*Set problem*. Reproduce every entry below precisely; do not include the pictures.

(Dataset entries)
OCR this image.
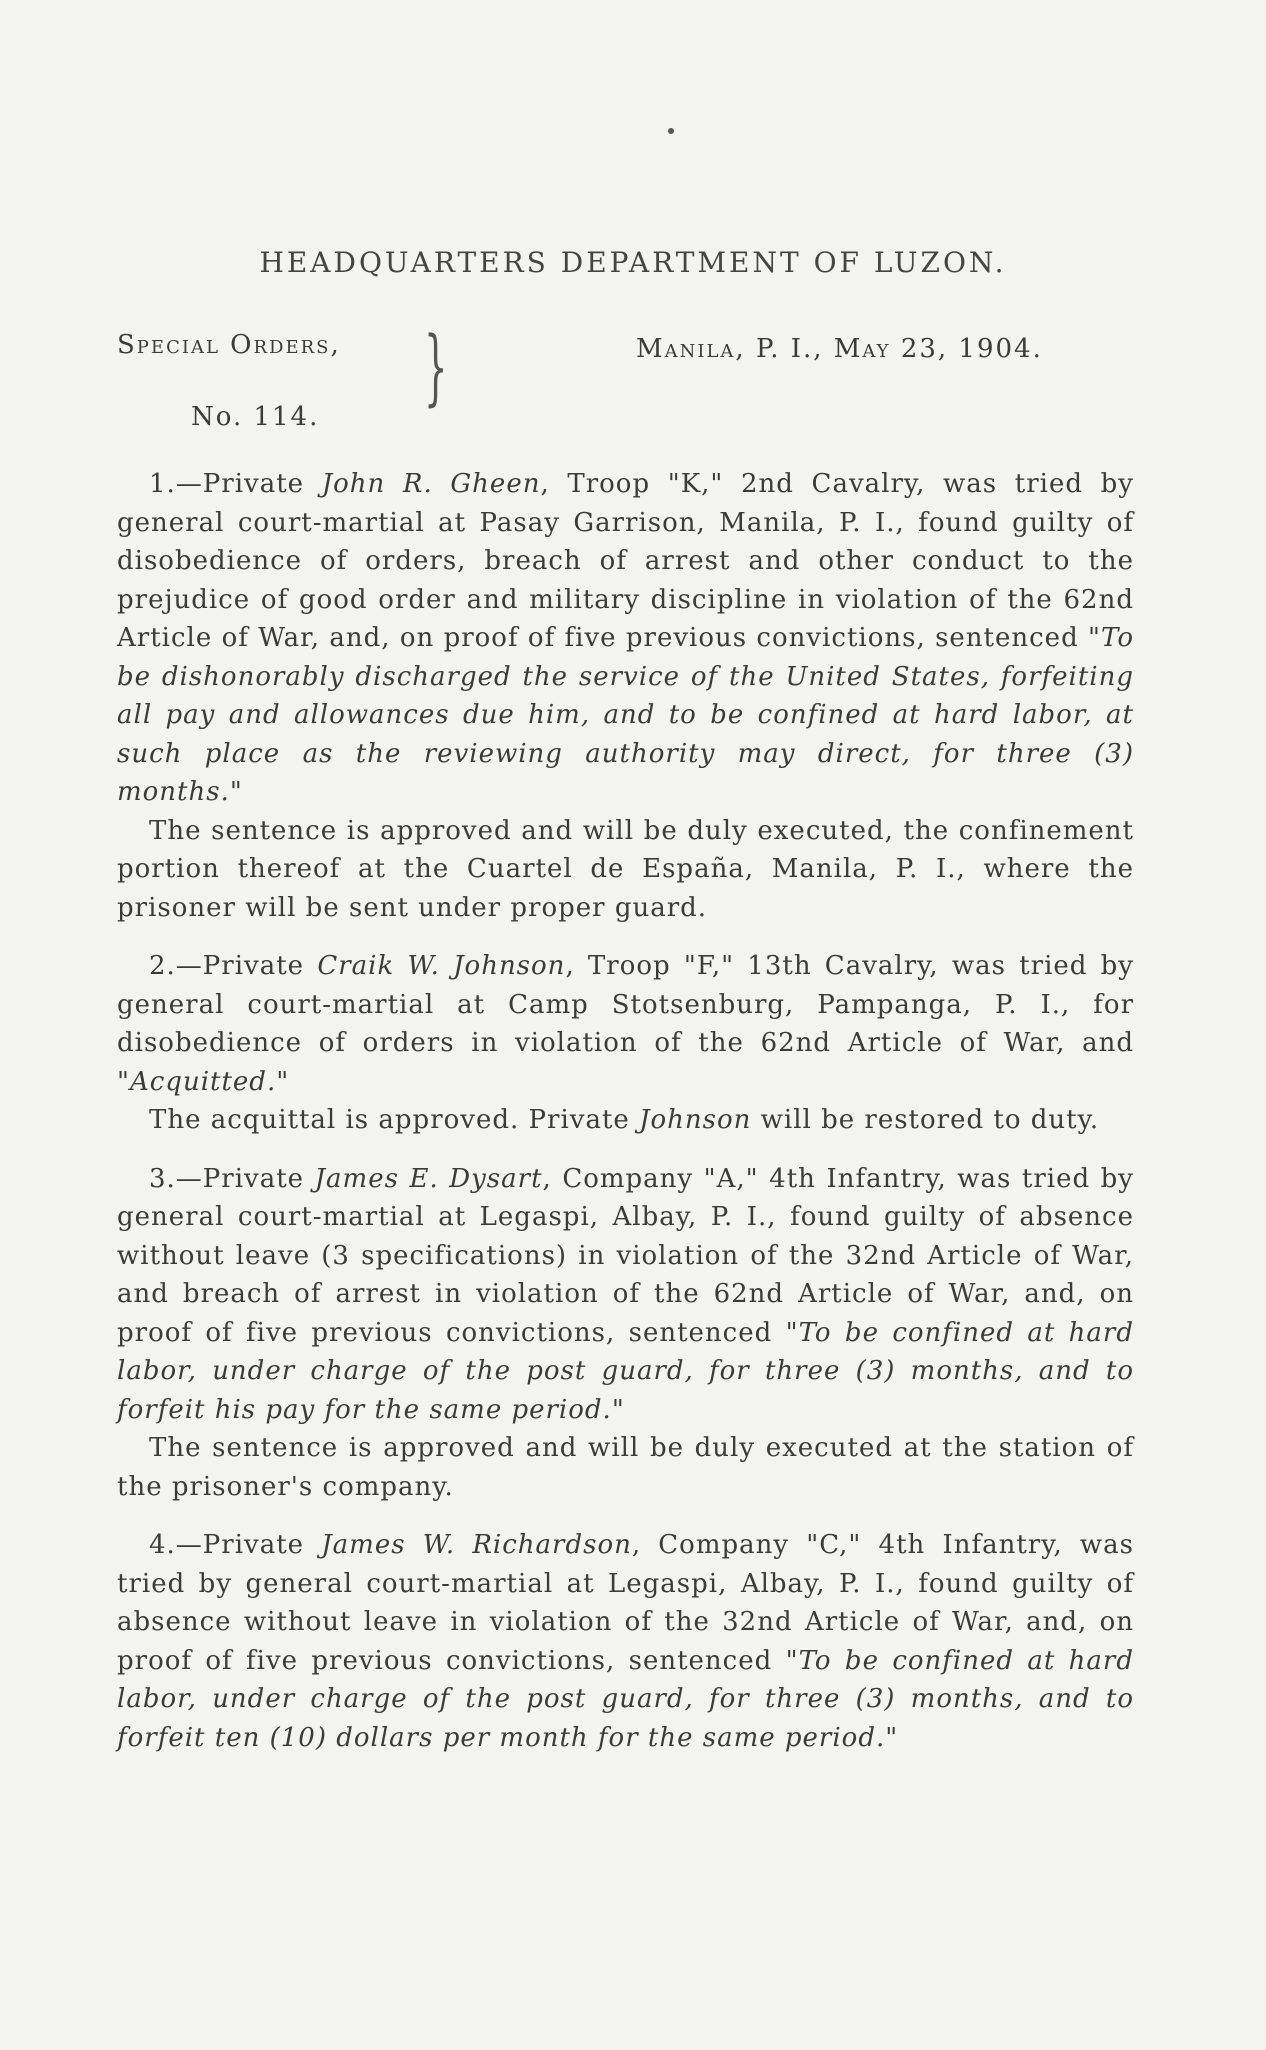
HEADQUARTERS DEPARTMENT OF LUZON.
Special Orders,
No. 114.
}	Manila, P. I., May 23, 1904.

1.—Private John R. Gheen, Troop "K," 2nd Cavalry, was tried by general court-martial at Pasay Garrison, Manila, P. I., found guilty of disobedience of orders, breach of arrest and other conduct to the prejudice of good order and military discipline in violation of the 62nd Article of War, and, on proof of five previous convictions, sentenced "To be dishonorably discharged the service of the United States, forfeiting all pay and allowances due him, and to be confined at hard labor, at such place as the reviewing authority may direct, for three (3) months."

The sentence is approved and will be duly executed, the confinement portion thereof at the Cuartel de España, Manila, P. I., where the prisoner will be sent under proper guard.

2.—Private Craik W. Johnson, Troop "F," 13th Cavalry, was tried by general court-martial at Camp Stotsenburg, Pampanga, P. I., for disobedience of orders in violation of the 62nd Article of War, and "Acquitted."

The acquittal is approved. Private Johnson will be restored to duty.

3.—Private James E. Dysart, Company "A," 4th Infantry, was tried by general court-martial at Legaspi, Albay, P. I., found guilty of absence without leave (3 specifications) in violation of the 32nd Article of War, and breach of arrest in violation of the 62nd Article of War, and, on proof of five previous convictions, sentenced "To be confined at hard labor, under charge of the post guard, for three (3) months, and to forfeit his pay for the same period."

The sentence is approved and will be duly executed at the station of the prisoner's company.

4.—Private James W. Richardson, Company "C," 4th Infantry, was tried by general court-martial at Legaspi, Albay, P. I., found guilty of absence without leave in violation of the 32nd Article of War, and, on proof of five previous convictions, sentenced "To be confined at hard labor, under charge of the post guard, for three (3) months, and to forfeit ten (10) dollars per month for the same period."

*Response for this exercise*.
OCR this image.
HEADQUARTERS DEPARTMENT OF LUZON.
Special Orders,
No. 114.
}	Manila, P. I., May 23, 1904.

1.—Private John R. Gheen, Troop "K," 2nd Cavalry, was tried by general court-martial at Pasay Garrison, Manila, P. I., found guilty of disobedience of orders, breach of arrest and other conduct to the prejudice of good order and military discipline in violation of the 62nd Article of War, and, on proof of five previous convictions, sentenced "To be dishonorably discharged the service of the United States, forfeiting all pay and allowances due him, and to be confined at hard labor, at such place as the reviewing authority may direct, for three (3) months."

The sentence is approved and will be duly executed, the confinement portion thereof at the Cuartel de España, Manila, P. I., where the prisoner will be sent under proper guard.

2.—Private Craik W. Johnson, Troop "F," 13th Cavalry, was tried by general court-martial at Camp Stotsenburg, Pampanga, P. I., for disobedience of orders in violation of the 62nd Article of War, and "Acquitted."

The acquittal is approved. Private Johnson will be restored to duty.

3.—Private James E. Dysart, Company "A," 4th Infantry, was tried by general court-martial at Legaspi, Albay, P. I., found guilty of absence without leave (3 specifications) in violation of the 32nd Article of War, and breach of arrest in violation of the 62nd Article of War, and, on proof of five previous convictions, sentenced "To be confined at hard labor, under charge of the post guard, for three (3) months, and to forfeit his pay for the same period."

The sentence is approved and will be duly executed at the station of the prisoner's company.

4.—Private James W. Richardson, Company "C," 4th Infantry, was tried by general court-martial at Legaspi, Albay, P. I., found guilty of absence without leave in violation of the 32nd Article of War, and, on proof of five previous convictions, sentenced "To be confined at hard labor, under charge of the post guard, for three (3) months, and to forfeit ten (10) dollars per month for the same period."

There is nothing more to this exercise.